## Problem details
From the listing below, extract every line in which the word "true" appears.

● ● ●

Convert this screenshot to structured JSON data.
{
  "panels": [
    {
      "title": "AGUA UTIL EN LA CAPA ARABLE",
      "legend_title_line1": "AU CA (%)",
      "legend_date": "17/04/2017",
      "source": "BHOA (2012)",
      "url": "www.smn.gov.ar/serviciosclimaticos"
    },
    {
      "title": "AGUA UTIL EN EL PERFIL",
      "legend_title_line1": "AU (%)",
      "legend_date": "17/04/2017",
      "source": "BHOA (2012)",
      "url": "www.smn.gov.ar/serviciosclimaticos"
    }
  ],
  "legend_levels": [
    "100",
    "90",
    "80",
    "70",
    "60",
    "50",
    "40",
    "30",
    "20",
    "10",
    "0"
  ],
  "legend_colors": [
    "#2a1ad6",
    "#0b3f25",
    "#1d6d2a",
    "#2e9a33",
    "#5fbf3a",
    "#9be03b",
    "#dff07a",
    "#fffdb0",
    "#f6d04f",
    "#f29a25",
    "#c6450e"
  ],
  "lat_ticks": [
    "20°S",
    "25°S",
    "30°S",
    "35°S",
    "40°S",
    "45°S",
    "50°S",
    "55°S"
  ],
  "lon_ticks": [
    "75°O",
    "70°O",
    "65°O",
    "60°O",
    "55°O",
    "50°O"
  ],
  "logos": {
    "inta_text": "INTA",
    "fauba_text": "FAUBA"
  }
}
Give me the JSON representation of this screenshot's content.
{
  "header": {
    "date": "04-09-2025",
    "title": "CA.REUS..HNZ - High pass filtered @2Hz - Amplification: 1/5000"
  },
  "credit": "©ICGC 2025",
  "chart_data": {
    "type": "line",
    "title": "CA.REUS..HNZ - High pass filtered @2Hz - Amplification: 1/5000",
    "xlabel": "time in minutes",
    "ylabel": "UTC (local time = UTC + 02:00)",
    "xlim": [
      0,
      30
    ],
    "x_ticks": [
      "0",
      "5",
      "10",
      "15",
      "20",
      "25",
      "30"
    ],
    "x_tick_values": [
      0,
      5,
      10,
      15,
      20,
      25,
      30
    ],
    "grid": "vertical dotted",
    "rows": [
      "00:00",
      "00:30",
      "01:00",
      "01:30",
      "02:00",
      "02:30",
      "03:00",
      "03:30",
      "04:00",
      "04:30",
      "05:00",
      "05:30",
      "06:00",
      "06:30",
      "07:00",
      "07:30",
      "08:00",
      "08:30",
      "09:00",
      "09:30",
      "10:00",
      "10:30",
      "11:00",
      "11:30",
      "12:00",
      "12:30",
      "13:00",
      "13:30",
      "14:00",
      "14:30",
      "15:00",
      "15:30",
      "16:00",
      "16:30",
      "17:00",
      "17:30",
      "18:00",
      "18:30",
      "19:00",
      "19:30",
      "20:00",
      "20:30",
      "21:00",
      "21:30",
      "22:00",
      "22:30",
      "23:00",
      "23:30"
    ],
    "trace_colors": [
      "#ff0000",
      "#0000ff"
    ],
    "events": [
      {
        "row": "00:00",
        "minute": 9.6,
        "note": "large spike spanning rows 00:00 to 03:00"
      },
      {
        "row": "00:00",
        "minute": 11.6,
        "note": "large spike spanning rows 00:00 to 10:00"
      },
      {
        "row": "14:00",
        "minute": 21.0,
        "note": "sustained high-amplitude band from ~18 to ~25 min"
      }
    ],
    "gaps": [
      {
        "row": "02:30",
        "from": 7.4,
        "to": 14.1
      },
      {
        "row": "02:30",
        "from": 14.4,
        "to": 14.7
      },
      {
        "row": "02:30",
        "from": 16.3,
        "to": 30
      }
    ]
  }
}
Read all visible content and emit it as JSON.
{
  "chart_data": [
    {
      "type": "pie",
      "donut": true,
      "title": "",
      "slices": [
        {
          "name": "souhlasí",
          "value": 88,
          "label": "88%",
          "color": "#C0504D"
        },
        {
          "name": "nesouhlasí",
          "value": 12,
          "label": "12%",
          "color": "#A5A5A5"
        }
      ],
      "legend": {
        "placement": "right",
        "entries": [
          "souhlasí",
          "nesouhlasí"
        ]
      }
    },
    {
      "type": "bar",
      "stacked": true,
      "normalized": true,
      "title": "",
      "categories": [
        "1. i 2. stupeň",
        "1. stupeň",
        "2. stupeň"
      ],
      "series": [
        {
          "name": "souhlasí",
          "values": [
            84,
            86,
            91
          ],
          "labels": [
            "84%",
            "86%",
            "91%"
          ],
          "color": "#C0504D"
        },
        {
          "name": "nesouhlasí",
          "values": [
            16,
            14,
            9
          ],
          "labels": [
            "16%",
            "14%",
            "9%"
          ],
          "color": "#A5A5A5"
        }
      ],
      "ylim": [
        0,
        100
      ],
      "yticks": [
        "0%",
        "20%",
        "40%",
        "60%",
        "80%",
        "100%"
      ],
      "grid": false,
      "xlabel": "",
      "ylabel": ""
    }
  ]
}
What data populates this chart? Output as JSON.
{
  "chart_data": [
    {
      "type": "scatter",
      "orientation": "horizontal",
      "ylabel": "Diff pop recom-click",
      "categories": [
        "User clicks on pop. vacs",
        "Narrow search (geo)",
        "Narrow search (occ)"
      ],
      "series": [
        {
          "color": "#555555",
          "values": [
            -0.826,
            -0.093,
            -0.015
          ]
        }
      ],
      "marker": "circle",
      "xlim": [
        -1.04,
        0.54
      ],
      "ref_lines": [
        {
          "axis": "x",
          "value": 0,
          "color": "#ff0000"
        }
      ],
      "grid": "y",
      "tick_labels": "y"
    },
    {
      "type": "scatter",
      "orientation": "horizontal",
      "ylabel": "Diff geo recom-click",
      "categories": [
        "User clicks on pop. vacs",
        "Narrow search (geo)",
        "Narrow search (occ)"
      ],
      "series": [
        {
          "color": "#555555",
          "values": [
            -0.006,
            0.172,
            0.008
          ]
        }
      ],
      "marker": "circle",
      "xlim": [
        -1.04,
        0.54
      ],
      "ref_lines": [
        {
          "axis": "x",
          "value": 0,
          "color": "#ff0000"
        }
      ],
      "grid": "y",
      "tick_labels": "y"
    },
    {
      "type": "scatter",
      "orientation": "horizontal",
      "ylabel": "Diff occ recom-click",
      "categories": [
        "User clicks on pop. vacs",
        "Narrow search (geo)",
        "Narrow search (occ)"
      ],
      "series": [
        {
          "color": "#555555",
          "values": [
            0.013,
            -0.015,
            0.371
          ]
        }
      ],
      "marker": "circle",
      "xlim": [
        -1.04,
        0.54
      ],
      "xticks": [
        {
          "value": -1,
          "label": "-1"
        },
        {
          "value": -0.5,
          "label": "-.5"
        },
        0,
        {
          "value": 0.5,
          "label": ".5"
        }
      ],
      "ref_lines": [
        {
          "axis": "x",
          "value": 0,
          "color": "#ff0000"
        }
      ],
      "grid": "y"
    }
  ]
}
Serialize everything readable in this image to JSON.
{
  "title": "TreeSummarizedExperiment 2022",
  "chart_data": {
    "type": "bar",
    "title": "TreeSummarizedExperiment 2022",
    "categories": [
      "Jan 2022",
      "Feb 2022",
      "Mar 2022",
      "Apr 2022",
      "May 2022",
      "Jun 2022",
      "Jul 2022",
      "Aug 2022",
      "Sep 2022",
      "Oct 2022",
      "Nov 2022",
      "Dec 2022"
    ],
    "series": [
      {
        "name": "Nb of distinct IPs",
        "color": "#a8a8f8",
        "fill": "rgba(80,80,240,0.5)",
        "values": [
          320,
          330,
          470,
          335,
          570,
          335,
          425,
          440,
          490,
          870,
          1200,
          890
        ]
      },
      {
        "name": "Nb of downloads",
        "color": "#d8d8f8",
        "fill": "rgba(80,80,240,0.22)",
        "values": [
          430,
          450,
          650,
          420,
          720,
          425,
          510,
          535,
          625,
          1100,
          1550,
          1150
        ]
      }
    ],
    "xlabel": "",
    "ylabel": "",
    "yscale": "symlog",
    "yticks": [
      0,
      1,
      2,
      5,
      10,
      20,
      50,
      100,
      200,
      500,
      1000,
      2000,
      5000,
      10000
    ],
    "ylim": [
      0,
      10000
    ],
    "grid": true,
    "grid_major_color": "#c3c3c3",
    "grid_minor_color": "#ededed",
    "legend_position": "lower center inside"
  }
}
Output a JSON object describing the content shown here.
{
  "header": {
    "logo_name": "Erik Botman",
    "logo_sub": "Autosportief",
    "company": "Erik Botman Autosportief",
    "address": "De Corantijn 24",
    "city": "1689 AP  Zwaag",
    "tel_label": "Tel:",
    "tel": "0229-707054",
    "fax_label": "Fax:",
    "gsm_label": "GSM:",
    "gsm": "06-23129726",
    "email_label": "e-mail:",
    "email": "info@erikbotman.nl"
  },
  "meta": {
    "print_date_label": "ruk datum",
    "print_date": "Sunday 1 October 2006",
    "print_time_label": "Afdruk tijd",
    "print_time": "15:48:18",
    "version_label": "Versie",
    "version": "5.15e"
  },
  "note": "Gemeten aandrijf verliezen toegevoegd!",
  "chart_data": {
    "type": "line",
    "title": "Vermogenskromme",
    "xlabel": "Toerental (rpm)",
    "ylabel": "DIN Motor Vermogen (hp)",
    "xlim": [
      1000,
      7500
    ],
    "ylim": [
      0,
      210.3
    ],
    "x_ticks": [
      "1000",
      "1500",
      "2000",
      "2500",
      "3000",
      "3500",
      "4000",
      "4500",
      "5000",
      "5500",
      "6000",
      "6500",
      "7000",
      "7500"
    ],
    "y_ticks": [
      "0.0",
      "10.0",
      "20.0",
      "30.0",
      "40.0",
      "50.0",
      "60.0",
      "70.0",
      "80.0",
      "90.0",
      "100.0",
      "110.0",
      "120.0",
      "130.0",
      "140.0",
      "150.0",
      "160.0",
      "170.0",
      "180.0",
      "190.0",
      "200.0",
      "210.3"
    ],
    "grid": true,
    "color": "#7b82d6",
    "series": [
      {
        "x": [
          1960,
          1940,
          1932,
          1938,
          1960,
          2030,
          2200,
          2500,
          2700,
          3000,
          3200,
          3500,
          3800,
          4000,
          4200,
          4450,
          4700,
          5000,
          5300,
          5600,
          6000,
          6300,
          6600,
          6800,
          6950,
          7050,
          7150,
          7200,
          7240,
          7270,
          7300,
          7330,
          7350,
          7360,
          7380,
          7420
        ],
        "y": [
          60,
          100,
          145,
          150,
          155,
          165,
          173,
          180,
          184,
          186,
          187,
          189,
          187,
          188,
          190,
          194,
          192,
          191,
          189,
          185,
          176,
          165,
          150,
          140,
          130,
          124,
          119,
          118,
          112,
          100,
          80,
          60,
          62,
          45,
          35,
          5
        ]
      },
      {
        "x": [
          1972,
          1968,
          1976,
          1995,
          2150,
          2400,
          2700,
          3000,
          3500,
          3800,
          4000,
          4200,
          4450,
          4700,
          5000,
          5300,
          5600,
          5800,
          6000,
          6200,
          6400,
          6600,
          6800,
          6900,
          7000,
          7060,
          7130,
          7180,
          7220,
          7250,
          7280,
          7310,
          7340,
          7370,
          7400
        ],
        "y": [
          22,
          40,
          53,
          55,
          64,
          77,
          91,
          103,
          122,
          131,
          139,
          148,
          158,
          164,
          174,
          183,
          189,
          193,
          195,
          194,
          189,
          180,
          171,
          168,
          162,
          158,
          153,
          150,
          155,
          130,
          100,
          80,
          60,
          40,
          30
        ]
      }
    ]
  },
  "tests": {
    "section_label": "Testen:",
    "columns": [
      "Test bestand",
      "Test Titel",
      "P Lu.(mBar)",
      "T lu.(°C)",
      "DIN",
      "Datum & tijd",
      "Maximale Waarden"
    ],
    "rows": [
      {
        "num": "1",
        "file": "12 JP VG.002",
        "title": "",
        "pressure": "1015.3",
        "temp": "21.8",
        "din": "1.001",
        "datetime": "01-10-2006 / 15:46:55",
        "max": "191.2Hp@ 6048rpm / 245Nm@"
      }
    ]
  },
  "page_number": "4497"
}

● ● ●

## Finished answer
      "donut": true,
      "stacked": true,
      "normalized": true,
    "grid": true,
    "grid": true,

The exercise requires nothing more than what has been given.